** Task to carry out **
Check each line of the listing for the word "Sept" and give only the number of lines that have it.

** Stored rows **
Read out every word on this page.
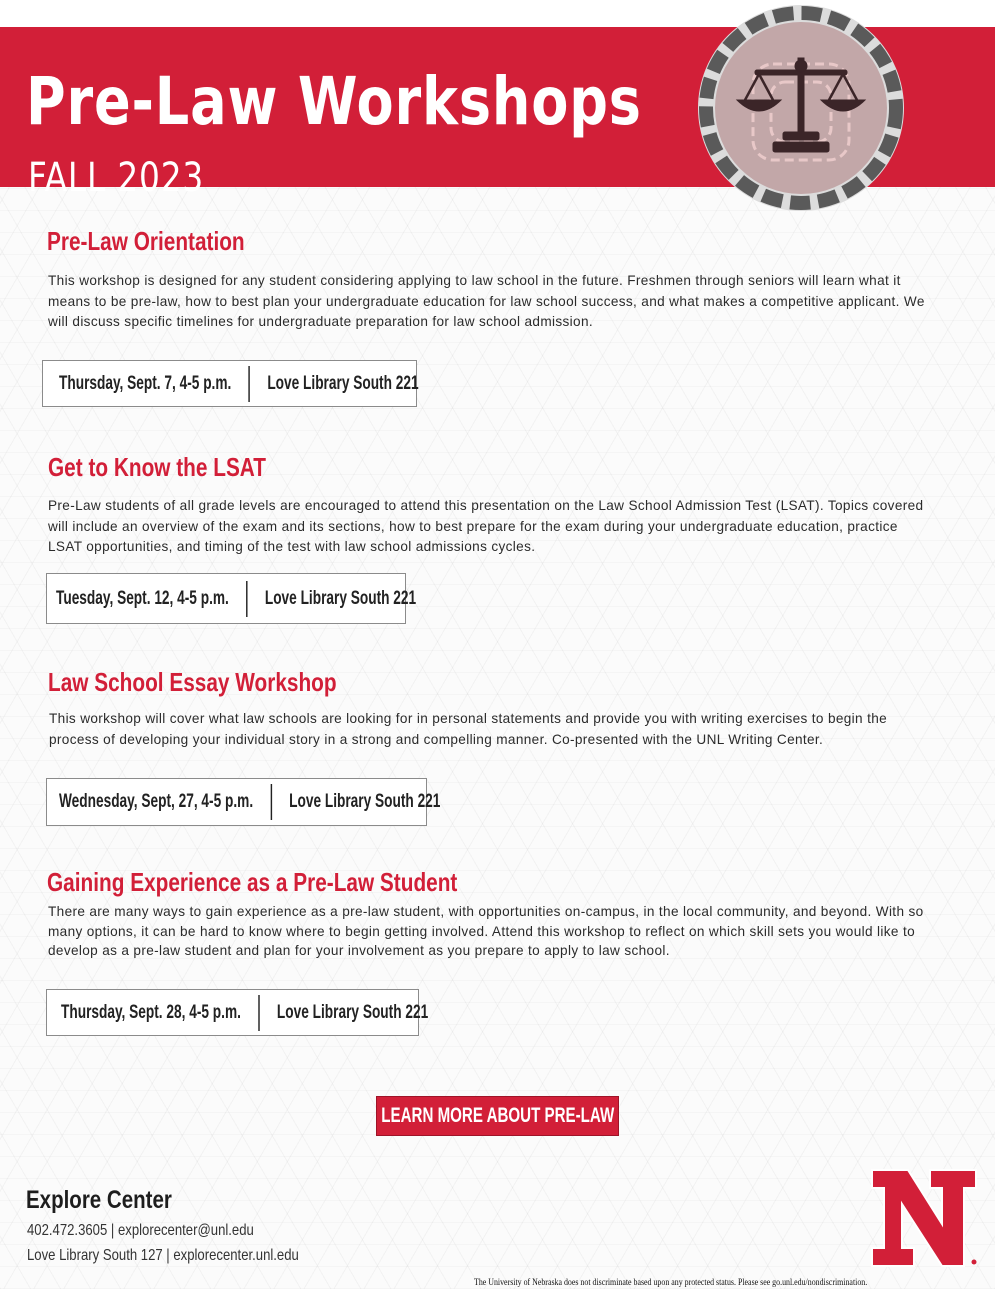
Pre-Law Workshops
FALL 2023
Pre-Law Orientation
This workshop is designed for any student considering applying to law school in the future. Freshmen through seniors will learn what it means to be pre-law, how to best plan your undergraduate education for law school success, and what makes a competitive applicant. We will discuss specific timelines for undergraduate preparation for law school admission.
Thursday, Sept. 7, 4-5 p.m. Love Library South 221
Get to Know the LSAT
Pre-Law students of all grade levels are encouraged to attend this presentation on the Law School Admission Test (LSAT). Topics covered will include an overview of the exam and its sections, how to best prepare for the exam during your undergraduate education, practice LSAT opportunities, and timing of the test with law school admissions cycles.
Tuesday, Sept. 12, 4-5 p.m. Love Library South 221
Law School Essay Workshop
This workshop will cover what law schools are looking for in personal statements and provide you with writing exercises to begin the process of developing your individual story in a strong and compelling manner. Co-presented with the UNL Writing Center.
Wednesday, Sept, 27, 4-5 p.m. Love Library South 221
Gaining Experience as a Pre-Law Student
There are many ways to gain experience as a pre-law student, with opportunities on-campus, in the local community, and beyond. With so many options, it can be hard to know where to begin getting involved. Attend this workshop to reflect on which skill sets you would like to develop as a pre-law student and plan for your involvement as you prepare to apply to law school.
Thursday, Sept. 28, 4-5 p.m. Love Library South 221
LEARN MORE ABOUT PRE-LAW
Explore Center
402.472.3605 | explorecenter@unl.edu
Love Library South 127 | explorecenter.unl.edu
The University of Nebraska does not discriminate based upon any protected status. Please see go.unl.edu/nondiscrimination.
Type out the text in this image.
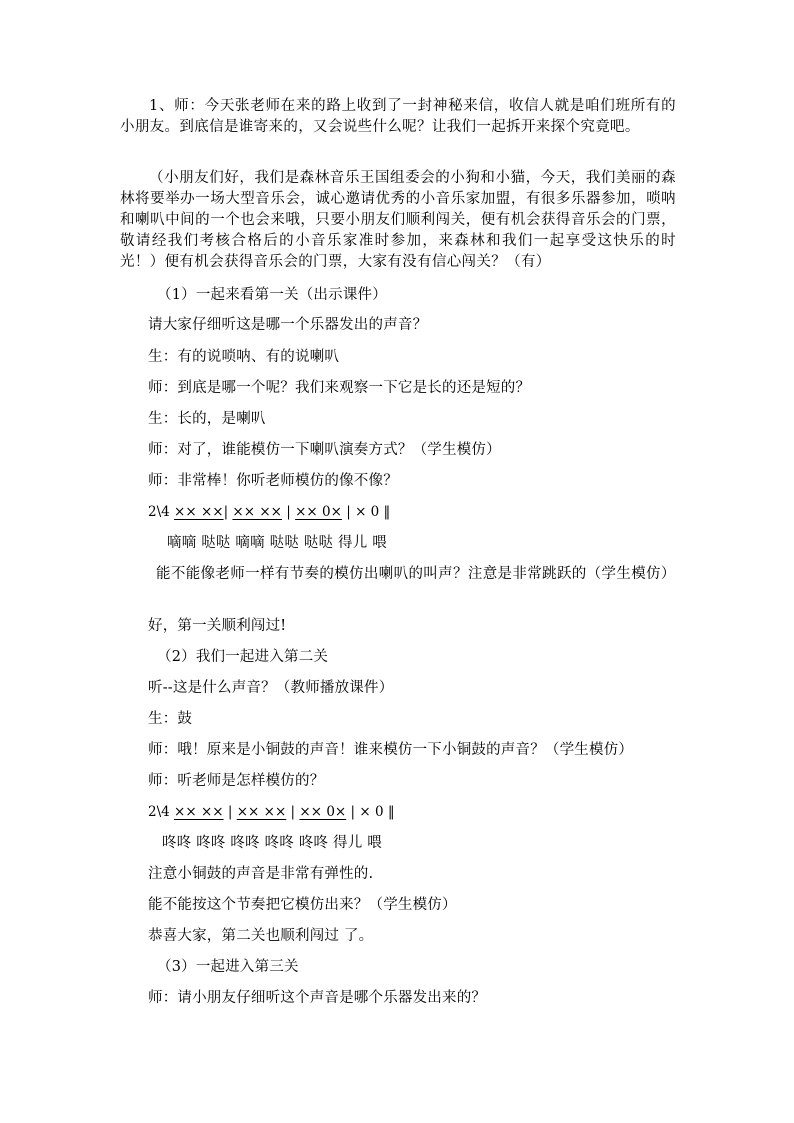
1、师：今天张老师在来的路上收到了一封神秘来信，收信人就是咱们班所有的小朋友。到底信是谁寄来的，又会说些什么呢？让我们一起拆开来探个究竟吧。
（小朋友们好，我们是森林音乐王国组委会的小狗和小猫，今天，我们美丽的森林将要举办一场大型音乐会，诚心邀请优秀的小音乐家加盟，有很多乐器参加，唢呐和喇叭中间的一个也会来哦，只要小朋友们顺利闯关，便有机会获得音乐会的门票，敬请经我们考核合格后的小音乐家准时参加，来森林和我们一起享受这快乐的时光！）便有机会获得音乐会的门票，大家有没有信心闯关？（有）
（1）一起来看第一关（出示课件）
请大家仔细听这是哪一个乐器发出的声音？
生：有的说唢呐、有的说喇叭
师：到底是哪一个呢？我们来观察一下它是长的还是短的？
生：长的，是喇叭
师：对了，谁能模仿一下喇叭演奏方式？（学生模仿）
师：非常棒！你听老师模仿的像不像？
2\4 ×× ××| ×× ×× | ×× 0× | × 0 ‖
嘀嘀 哒哒 嘀嘀 哒哒 哒哒 得儿 喂
能不能像老师一样有节奏的模仿出喇叭的叫声？注意是非常跳跃的（学生模仿）
好，第一关顺利闯过!
（2）我们一起进入第二关
听--这是什么声音？（教师播放课件）
生：鼓
师：哦！原来是小铜鼓的声音！谁来模仿一下小铜鼓的声音？（学生模仿）
师：听老师是怎样模仿的？
2\4 ×× ×× | ×× ×× | ×× 0× | × 0 ‖
咚咚 咚咚 咚咚 咚咚 咚咚 得儿 喂
注意小铜鼓的声音是非常有弹性的.
能不能按这个节奏把它模仿出来？（学生模仿）
恭喜大家，第二关也顺利闯过 了。
（3）一起进入第三关
师：请小朋友仔细听这个声音是哪个乐器发出来的？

** Written solution **
4